● **Exercise goal**
State how many lines in the listing below include the word "from". Give nothing but the number.

-- BEGIN Records for this exercise --

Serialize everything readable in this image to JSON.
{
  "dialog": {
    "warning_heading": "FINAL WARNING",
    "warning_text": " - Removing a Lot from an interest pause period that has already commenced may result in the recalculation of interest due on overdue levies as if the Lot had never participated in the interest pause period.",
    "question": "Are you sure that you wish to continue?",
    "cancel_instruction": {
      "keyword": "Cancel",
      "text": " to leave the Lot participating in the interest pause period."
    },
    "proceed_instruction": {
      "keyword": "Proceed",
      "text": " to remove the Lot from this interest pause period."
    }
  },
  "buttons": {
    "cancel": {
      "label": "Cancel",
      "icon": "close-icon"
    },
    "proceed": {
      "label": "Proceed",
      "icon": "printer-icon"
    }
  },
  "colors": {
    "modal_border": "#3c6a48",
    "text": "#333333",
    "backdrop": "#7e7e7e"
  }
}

-- END Records for this exercise --

● **Task solution**
2